Exercise:
Show every line where "theory" occurs.

Data records:
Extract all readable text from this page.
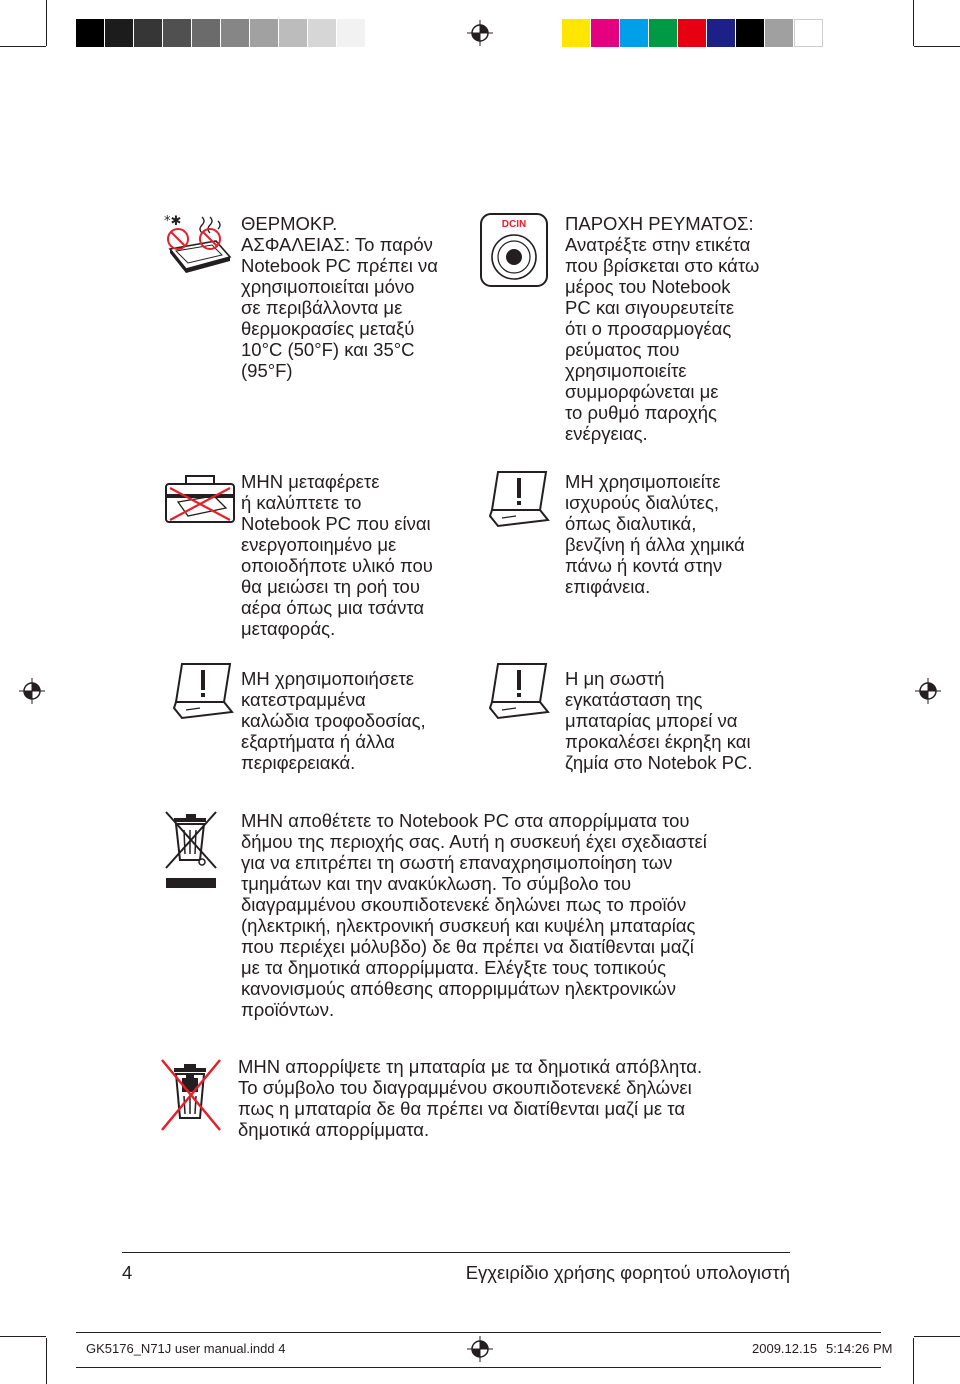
*✱	DCIN
ΘΕΡΜΟΚΡ.
ΑΣΦΑΛΕΙΑΣ: Το παρόν
Notebook PC πρέπει να
χρησιμοποιείται μόνο
σε περιβάλλοντα με
θερμοκρασίες μεταξύ
10°C (50°F) και 35°C
(95°F)
ΠΑΡΟΧΗ ΡΕΥΜΑΤΟΣ:
Ανατρέξτε στην ετικέτα
που βρίσκεται στο κάτω
μέρος του Notebook
PC και σιγουρευτείτε
ότι ο προσαρμογέας
ρεύματος που
χρησιμοποιείτε
συμμορφώνεται με
το ρυθμό παροχής
ενέργειας.
ΜΗΝ μεταφέρετε
ή καλύπτετε το
Notebook PC που είναι
ενεργοποιημένο με
οποιοδήποτε υλικό που
θα μειώσει τη ροή του
αέρα όπως μια τσάντα
μεταφοράς.
ΜΗ χρησιμοποιείτε
ισχυρούς διαλύτες,
όπως διαλυτικά,
βενζίνη ή άλλα χημικά
πάνω ή κοντά στην
επιφάνεια.
ΜΗ χρησιμοποιήσετε
κατεστραμμένα
καλώδια τροφοδοσίας,
εξαρτήματα ή άλλα
περιφερειακά.
Η μη σωστή
εγκατάσταση της
μπαταρίας μπορεί να
προκαλέσει έκρηξη και
ζημία στο Notebok PC.
ΜΗΝ αποθέτετε το Notebook PC στα απορρίμματα του
δήμου της περιοχής σας. Αυτή η συσκευή έχει σχεδιαστεί
για να επιτρέπει τη σωστή επαναχρησιμοποίηση των
τμημάτων και την ανακύκλωση. Το σύμβολο του
διαγραμμένου σκουπιδοτενεκέ δηλώνει πως το προϊόν
(ηλεκτρική, ηλεκτρονική συσκευή και κυψέλη μπαταρίας
που περιέχει μόλυβδο) δε θα πρέπει να διατίθενται μαζί
με τα δημοτικά απορρίμματα. Ελέγξτε τους τοπικούς
κανονισμούς απόθεσης απορριμμάτων ηλεκτρονικών
προϊόντων.
ΜΗΝ απορρίψετε τη μπαταρία με τα δημοτικά απόβλητα.
Το σύμβολο του διαγραμμένου σκουπιδοτενεκέ δηλώνει
πως η μπαταρία δε θα πρέπει να διατίθενται μαζί με τα
δημοτικά απορρίμματα.
4	Εγχειρίδιο χρήσης φορητού υπολογιστή
GK5176_N71J user manual.indd 4	2009.12.15 5:14:26 PM
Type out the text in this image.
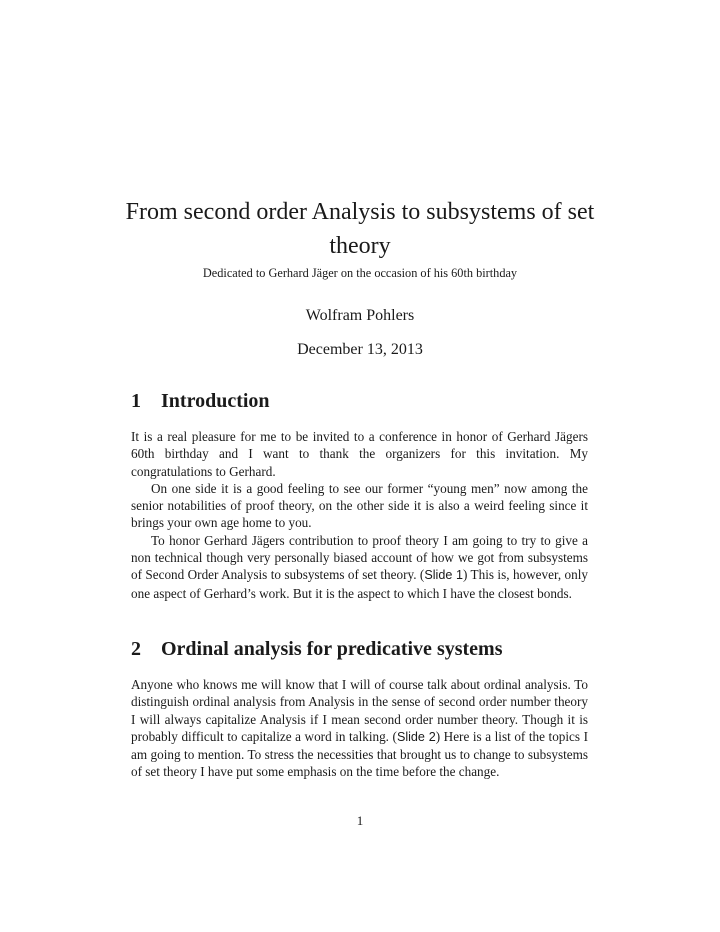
From second order Analysis to subsystems of set theory

Dedicated to Gerhard Jäger on the occasion of his 60th birthday

Wolfram Pohlers

December 13, 2013

1 Introduction

It is a real pleasure for me to be invited to a conference in honor of Gerhard Jägers 60th birthday and I want to thank the organizers for this invitation. My congratulations to Gerhard.

On one side it is a good feeling to see our former “young men” now among the senior notabilities of proof theory, on the other side it is also a weird feeling since it brings your own age home to you.

To honor Gerhard Jägers contribution to proof theory I am going to try to give a non technical though very personally biased account of how we got from subsystems of Second Order Analysis to subsystems of set theory. (Slide 1) This is, however, only one aspect of Gerhard’s work. But it is the aspect to which I have the closest bonds.

2 Ordinal analysis for predicative systems

Anyone who knows me will know that I will of course talk about ordinal analysis. To distinguish ordinal analysis from Analysis in the sense of second order number theory I will always capitalize Analysis if I mean second order number theory. Though it is probably difficult to capitalize a word in talking. (Slide 2) Here is a list of the topics I am going to mention. To stress the necessities that brought us to change to subsystems of set theory I have put some emphasis on the time before the change.

1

Completed exercise:
From second order Analysis to subsystems of set theory
On one side it is a good feeling to see our former “young men” now among the senior notabilities of proof theory, on the other side it is also a weird feeling since it brings your own age home to you.
To honor Gerhard Jägers contribution to proof theory I am going to try to give a non technical though very personally biased account of how we got from subsystems of Second Order Analysis to subsystems of set theory. (Slide 1) This is, however, only one aspect of Gerhard’s work. But it is the aspect to which I have the closest bonds.
Anyone who knows me will know that I will of course talk about ordinal analysis. To distinguish ordinal analysis from Analysis in the sense of second order number theory I will always capitalize Analysis if I mean second order number theory. Though it is probably difficult to capitalize a word in talking. (Slide 2) Here is a list of the topics I am going to mention. To stress the necessities that brought us to change to subsystems of set theory I have put some emphasis on the time before the change.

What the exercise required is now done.